WHAT TO WORK ON -
Can you write out all the lines word for word, with no pictures?

** Start of DATA SUPPLIED **

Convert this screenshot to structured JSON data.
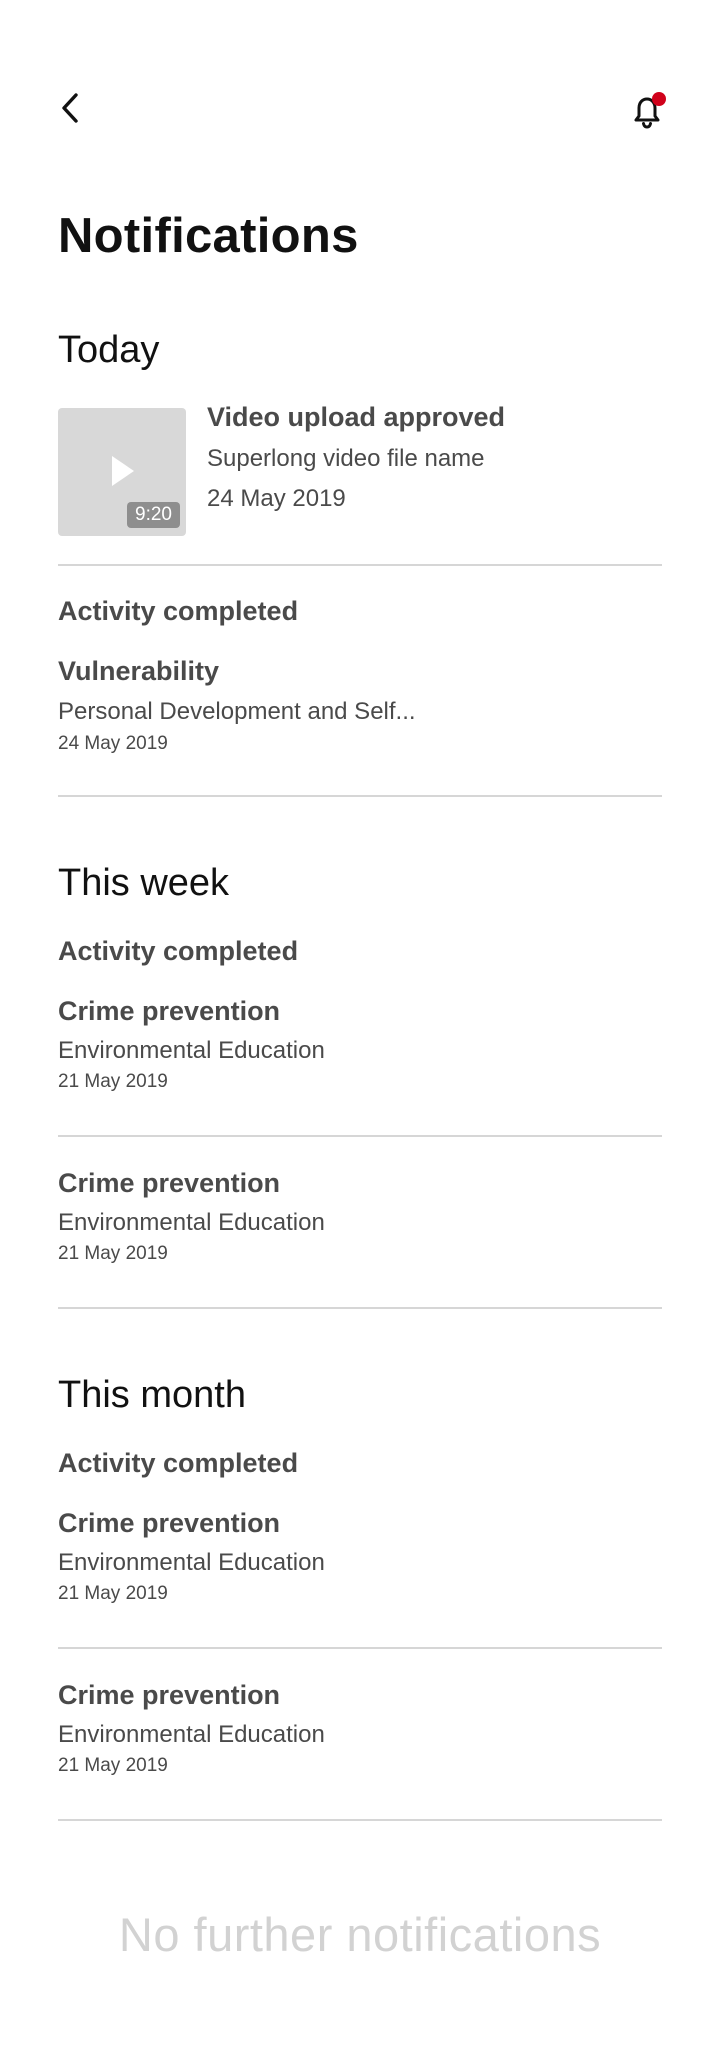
{
  "header": {
    "back_icon": "chevron-left-icon",
    "bell_icon": "bell-icon",
    "unread_dot_color": "#d0021b"
  },
  "title": "Notifications",
  "sections": [
    {
      "heading": "Today",
      "video": {
        "title": "Video upload approved",
        "file_name": "Superlong video file name",
        "date": "24 May 2019",
        "duration": "9:20",
        "play_icon": "play-icon"
      },
      "group_heading": "Activity completed",
      "items": [
        {
          "title": "Vulnerability",
          "subtitle": "Personal Development and Self...",
          "date": "24 May 2019"
        }
      ]
    },
    {
      "heading": "This week",
      "group_heading": "Activity completed",
      "items": [
        {
          "title": "Crime prevention",
          "subtitle": "Environmental Education",
          "date": "21 May 2019"
        },
        {
          "title": "Crime prevention",
          "subtitle": "Environmental Education",
          "date": "21 May 2019"
        }
      ]
    },
    {
      "heading": "This month",
      "group_heading": "Activity completed",
      "items": [
        {
          "title": "Crime prevention",
          "subtitle": "Environmental Education",
          "date": "21 May 2019"
        },
        {
          "title": "Crime prevention",
          "subtitle": "Environmental Education",
          "date": "21 May 2019"
        }
      ]
    }
  ],
  "footer_text": "No further notifications"
}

** End of DATA SUPPLIED **

RIGHT ANSWER -
Convert this screenshot to structured JSON data.
{
  "header": {
    "back_icon": "chevron-left-icon",
    "bell_icon": "bell-icon",
    "unread_dot_color": "#d0021b"
  },
  "title": "Notifications",
  "sections": [
    {
      "heading": "Today",
      "video": {
        "title": "Video upload approved",
        "file_name": "Superlong video file name",
        "date": "24 May 2019",
        "duration": "9:20",
        "play_icon": "play-icon"
      },
      "group_heading": "Activity completed",
      "items": [
        {
          "title": "Vulnerability",
          "subtitle": "Personal Development and Self...",
          "date": "24 May 2019"
        }
      ]
    },
    {
      "heading": "This week",
      "group_heading": "Activity completed",
      "items": [
        {
          "title": "Crime prevention",
          "subtitle": "Environmental Education",
          "date": "21 May 2019"
        },
        {
          "title": "Crime prevention",
          "subtitle": "Environmental Education",
          "date": "21 May 2019"
        }
      ]
    },
    {
      "heading": "This month",
      "group_heading": "Activity completed",
      "items": [
        {
          "title": "Crime prevention",
          "subtitle": "Environmental Education",
          "date": "21 May 2019"
        },
        {
          "title": "Crime prevention",
          "subtitle": "Environmental Education",
          "date": "21 May 2019"
        }
      ]
    }
  ],
  "footer_text": "No further notifications"
}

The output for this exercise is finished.